Exercise task >>
Copy each line that holds "writing".

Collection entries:
***
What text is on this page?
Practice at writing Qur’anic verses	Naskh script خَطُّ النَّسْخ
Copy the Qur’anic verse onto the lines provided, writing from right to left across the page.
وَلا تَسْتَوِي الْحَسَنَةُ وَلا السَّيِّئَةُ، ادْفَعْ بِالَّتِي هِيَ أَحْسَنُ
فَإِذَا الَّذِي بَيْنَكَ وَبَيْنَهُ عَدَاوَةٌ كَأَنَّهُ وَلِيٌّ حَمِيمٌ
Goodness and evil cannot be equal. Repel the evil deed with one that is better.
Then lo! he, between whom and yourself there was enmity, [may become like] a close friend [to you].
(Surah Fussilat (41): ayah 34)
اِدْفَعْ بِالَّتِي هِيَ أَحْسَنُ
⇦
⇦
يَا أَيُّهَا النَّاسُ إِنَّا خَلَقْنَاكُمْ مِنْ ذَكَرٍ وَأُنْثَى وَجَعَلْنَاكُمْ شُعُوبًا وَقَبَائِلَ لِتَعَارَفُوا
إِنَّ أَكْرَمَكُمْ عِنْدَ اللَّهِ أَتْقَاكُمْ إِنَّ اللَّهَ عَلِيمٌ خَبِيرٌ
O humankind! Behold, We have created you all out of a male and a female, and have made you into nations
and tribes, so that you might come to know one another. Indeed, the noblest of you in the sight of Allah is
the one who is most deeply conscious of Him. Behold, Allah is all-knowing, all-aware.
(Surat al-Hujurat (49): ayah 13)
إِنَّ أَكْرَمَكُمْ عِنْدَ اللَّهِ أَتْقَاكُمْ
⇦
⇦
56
***
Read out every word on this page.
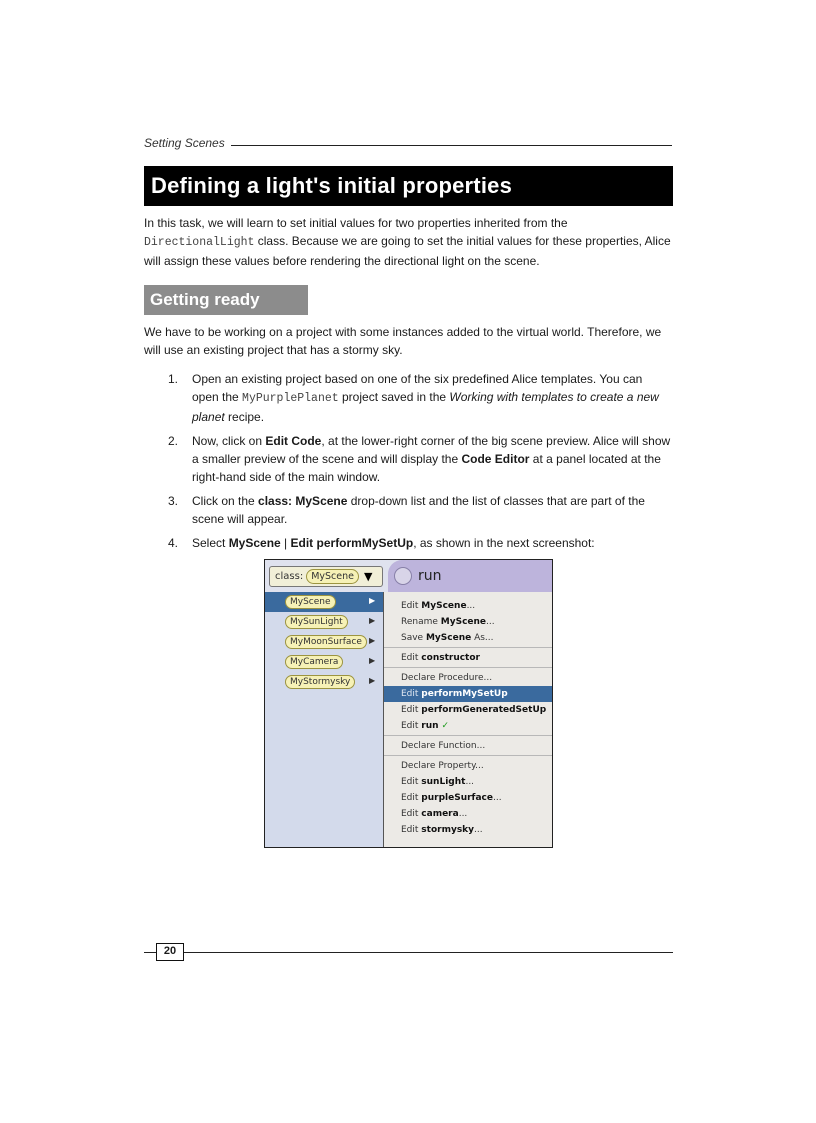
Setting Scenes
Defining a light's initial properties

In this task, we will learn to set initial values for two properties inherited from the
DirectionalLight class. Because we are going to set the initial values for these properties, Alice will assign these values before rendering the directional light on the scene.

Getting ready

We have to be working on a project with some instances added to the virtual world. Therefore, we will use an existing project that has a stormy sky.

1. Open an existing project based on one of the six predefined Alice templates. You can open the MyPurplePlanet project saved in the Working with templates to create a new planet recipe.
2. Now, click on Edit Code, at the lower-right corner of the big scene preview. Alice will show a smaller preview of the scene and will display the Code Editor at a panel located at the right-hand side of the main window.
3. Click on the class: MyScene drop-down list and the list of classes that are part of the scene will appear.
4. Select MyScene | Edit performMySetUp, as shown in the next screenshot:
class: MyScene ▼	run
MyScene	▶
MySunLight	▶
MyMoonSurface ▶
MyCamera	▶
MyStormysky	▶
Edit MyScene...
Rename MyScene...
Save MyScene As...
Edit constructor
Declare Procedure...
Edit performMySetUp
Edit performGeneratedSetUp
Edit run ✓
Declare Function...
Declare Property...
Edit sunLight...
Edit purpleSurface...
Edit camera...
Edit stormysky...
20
***
Response below >>
Practice at writing Qur’anic verses	Naskh script خَطُّ النَّسْخ
Copy the Qur’anic verse onto the lines provided, writing from right to left across the page.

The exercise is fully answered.